WHAT THE TASK REQUIRES
Give the number of lines in the data that hold the word "Island", and nothing else.

+++ DATA FOR THIS TASK

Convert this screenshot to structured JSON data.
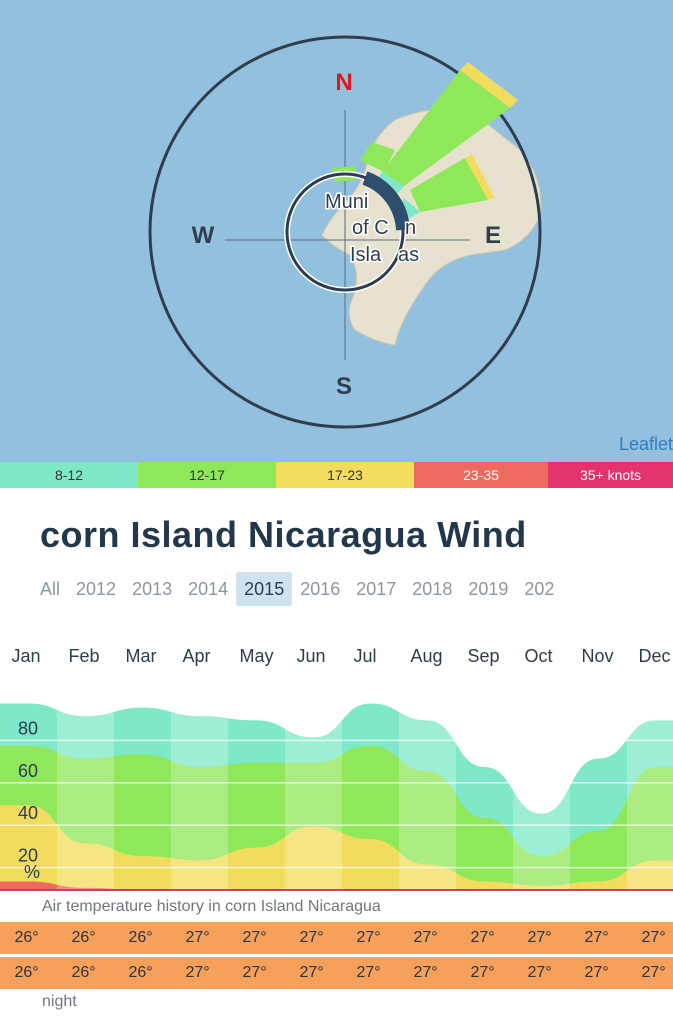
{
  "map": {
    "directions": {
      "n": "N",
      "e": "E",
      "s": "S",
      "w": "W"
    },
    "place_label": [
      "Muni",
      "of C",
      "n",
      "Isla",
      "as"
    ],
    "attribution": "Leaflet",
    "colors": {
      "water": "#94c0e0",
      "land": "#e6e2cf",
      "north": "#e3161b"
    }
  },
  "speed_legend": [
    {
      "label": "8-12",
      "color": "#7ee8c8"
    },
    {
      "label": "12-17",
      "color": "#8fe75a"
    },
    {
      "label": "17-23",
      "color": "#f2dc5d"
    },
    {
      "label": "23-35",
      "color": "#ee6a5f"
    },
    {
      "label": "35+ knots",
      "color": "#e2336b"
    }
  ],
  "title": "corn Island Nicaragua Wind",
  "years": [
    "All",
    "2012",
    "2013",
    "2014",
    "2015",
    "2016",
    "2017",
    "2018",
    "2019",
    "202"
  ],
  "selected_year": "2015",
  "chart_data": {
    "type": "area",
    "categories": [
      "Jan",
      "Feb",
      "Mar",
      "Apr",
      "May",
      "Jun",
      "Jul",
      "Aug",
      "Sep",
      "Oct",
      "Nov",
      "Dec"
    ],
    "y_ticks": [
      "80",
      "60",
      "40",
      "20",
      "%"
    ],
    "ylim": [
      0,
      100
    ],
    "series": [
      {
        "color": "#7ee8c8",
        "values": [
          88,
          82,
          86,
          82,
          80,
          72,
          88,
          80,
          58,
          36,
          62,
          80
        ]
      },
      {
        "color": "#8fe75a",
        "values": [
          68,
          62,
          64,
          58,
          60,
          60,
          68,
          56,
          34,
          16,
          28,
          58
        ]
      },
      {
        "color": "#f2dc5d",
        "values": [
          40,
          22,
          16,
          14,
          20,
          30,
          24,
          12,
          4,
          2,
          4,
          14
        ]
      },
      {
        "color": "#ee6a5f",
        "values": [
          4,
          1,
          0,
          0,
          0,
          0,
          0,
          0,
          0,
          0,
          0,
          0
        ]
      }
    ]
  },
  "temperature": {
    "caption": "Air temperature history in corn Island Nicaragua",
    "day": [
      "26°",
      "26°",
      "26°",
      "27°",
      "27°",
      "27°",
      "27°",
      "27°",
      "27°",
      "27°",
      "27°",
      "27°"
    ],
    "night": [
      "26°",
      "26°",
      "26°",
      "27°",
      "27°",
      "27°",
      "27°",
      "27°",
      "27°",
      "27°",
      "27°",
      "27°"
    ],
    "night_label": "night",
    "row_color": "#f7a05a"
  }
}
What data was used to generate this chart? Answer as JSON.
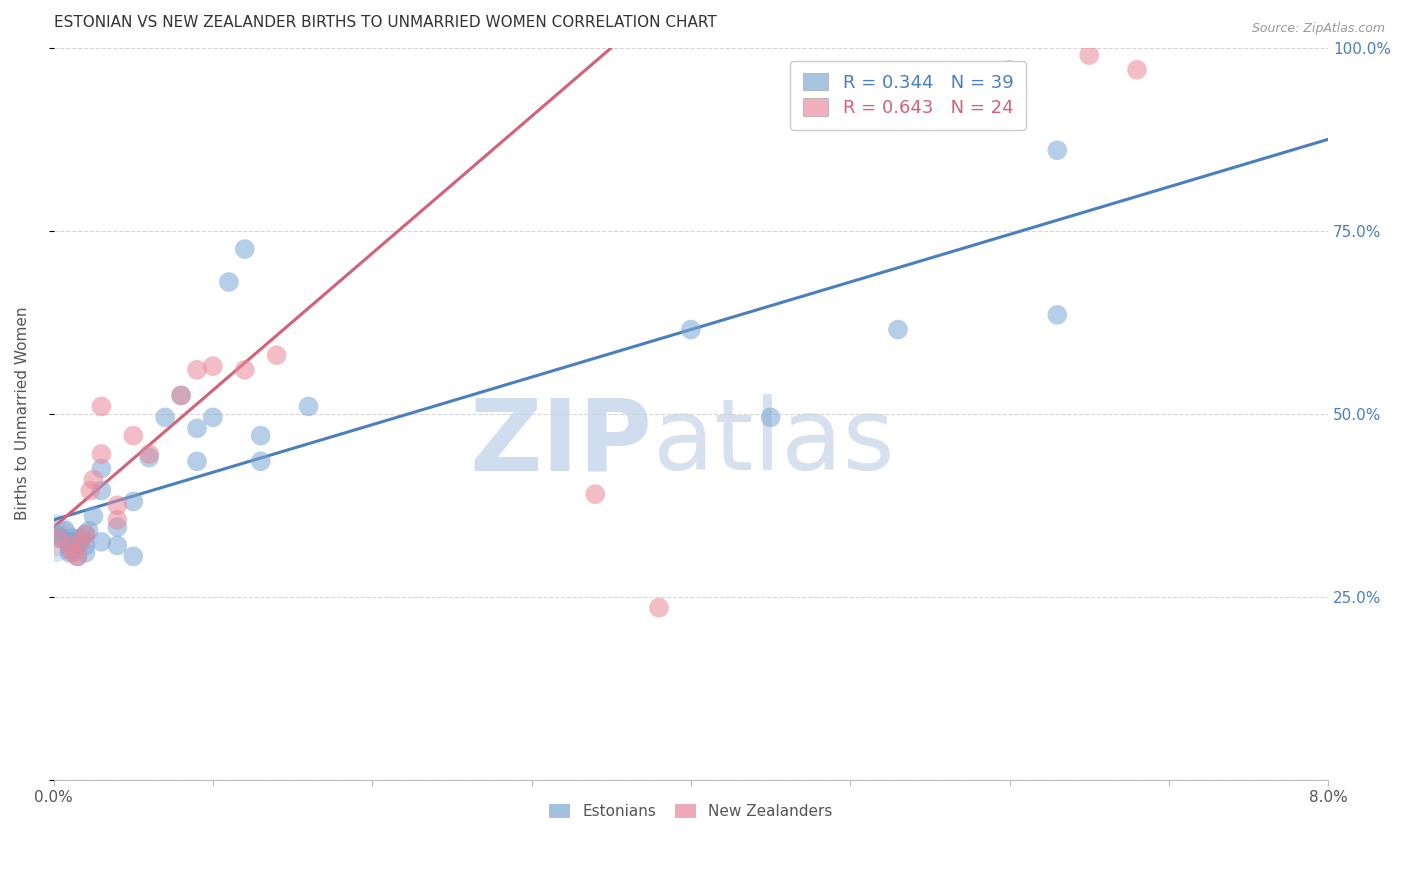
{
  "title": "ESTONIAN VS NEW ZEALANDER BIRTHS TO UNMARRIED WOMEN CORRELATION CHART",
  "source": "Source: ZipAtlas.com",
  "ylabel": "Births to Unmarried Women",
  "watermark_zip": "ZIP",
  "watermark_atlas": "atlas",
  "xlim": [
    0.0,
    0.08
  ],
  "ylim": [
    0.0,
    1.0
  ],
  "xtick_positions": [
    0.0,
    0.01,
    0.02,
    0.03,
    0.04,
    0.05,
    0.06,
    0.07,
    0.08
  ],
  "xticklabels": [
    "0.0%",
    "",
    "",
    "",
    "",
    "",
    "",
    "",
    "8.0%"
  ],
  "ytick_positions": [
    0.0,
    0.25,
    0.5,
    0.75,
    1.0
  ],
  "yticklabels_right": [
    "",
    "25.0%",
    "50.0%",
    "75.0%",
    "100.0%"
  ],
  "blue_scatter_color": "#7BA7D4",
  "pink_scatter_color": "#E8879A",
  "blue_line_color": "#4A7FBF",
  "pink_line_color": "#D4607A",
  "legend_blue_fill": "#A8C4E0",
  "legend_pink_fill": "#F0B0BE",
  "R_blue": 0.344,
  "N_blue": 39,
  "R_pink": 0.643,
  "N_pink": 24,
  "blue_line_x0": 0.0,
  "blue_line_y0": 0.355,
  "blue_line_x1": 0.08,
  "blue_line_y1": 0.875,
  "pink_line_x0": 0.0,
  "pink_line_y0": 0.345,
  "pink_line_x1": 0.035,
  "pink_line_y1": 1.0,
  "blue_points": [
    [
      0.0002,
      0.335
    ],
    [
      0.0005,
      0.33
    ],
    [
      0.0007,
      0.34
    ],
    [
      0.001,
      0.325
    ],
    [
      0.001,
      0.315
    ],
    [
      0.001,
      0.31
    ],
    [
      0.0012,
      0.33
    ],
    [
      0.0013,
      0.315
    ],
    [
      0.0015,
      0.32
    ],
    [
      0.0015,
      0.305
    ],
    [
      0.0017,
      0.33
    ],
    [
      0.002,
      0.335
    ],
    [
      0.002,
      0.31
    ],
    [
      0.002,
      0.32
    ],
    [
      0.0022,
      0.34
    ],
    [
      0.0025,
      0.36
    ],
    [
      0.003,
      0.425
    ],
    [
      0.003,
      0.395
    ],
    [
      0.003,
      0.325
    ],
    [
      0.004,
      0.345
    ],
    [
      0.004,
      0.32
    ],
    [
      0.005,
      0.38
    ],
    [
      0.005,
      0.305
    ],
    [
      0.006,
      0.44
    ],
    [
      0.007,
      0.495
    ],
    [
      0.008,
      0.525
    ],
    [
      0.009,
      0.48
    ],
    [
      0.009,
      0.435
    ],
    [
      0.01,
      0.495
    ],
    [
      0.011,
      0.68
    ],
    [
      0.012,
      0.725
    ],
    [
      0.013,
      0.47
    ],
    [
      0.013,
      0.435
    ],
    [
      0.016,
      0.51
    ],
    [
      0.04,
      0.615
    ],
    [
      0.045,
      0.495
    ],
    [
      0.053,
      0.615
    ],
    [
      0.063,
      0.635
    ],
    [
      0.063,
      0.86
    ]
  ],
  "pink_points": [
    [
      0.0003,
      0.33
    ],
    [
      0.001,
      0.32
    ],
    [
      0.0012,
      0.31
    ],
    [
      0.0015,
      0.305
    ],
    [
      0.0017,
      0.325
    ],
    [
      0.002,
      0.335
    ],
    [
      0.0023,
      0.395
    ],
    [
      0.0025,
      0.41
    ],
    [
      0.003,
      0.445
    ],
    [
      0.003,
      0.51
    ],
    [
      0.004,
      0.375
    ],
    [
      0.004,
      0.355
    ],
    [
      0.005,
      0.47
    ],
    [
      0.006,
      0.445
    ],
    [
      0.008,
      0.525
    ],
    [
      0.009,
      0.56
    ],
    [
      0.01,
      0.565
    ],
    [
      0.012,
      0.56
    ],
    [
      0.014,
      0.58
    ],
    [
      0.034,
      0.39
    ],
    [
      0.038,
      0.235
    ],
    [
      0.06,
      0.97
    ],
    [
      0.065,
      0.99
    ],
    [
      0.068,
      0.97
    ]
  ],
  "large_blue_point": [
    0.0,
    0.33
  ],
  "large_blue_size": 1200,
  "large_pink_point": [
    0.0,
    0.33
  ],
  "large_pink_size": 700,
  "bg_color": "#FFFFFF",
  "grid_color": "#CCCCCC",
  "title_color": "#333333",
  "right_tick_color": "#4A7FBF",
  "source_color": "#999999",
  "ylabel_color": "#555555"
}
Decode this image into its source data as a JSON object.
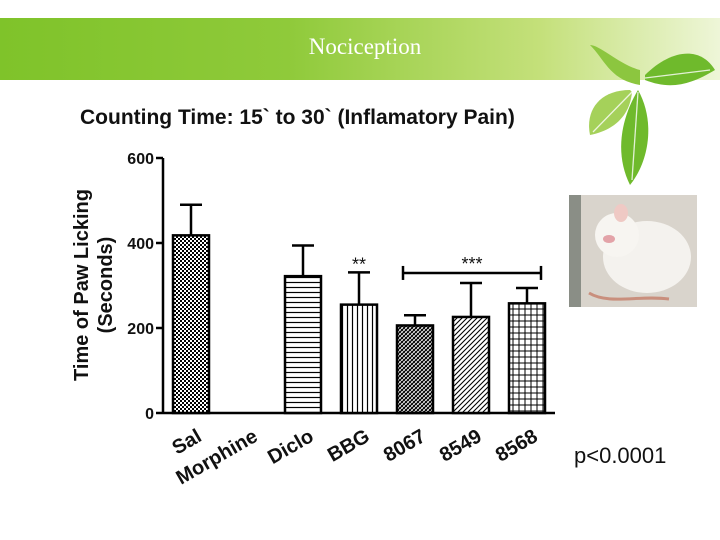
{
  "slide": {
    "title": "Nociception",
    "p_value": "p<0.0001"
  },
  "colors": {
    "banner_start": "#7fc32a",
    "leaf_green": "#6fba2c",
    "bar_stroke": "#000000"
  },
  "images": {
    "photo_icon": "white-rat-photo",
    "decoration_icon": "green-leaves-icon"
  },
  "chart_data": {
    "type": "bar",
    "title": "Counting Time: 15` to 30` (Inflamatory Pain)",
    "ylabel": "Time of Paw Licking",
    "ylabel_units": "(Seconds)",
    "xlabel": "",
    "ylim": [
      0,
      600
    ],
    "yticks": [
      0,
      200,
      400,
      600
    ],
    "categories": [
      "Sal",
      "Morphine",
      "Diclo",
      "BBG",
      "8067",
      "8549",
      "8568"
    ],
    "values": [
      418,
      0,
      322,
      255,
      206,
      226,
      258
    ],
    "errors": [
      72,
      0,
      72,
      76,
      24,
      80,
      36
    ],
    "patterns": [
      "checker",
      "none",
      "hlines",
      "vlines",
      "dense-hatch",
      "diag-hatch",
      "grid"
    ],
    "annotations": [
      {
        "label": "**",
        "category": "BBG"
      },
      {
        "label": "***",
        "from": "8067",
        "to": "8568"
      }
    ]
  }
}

++++++

RESPONSE TO THIS EXERCISE
2